DIRECTIONS:
Pull out every line below holding the word "JSON".

++++ INFORMATION PROVIDED ++++

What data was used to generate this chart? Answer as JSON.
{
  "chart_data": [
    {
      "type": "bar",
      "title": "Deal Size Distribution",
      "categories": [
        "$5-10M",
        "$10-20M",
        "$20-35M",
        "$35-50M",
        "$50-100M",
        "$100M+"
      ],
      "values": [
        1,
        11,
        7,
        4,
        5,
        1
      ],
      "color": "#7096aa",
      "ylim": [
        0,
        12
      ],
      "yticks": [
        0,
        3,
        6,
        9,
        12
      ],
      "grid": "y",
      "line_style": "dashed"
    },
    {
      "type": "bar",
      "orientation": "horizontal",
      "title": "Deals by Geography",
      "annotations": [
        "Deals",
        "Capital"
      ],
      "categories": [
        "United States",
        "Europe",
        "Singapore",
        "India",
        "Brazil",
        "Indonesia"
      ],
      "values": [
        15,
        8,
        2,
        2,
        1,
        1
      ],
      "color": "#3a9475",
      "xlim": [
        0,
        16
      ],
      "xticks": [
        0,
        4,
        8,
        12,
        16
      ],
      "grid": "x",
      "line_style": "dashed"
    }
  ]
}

++++
++++ INFORMATION PROVIDED ++++

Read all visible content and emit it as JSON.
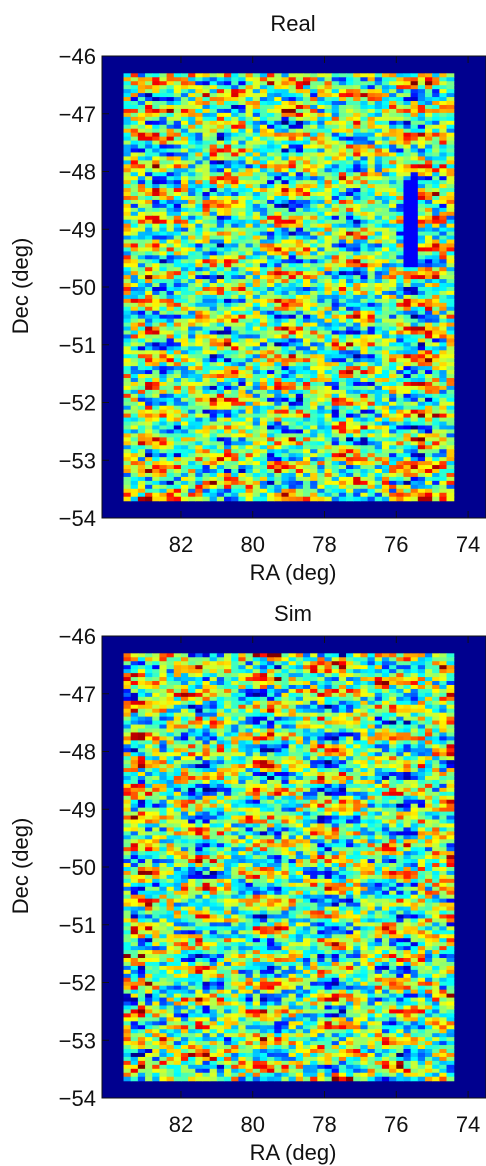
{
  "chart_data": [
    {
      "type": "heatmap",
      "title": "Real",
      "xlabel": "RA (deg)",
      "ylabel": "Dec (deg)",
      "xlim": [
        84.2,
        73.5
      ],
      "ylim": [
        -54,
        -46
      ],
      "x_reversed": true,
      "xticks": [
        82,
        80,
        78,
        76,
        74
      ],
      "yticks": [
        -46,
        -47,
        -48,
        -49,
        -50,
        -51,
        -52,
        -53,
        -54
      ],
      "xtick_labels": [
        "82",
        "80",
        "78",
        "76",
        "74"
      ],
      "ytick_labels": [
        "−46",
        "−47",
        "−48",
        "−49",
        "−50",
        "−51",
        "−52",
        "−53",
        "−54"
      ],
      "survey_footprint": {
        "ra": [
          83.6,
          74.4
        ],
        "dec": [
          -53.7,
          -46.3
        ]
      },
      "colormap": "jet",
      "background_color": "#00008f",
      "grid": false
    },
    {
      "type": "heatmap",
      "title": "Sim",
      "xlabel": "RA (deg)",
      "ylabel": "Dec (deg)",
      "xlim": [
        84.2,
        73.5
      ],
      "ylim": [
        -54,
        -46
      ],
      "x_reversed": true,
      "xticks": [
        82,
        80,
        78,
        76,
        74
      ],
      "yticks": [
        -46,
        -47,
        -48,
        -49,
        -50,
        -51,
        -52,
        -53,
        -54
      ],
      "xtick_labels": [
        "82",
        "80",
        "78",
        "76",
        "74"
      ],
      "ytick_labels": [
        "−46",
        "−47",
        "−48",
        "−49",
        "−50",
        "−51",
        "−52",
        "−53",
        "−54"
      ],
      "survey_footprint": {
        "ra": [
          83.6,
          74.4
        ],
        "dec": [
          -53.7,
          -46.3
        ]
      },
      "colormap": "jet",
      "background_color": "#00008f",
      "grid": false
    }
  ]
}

++++

ANSWER:
What data was used to generate this chart? Answer as JSON.
Read all visible content and emit it as JSON.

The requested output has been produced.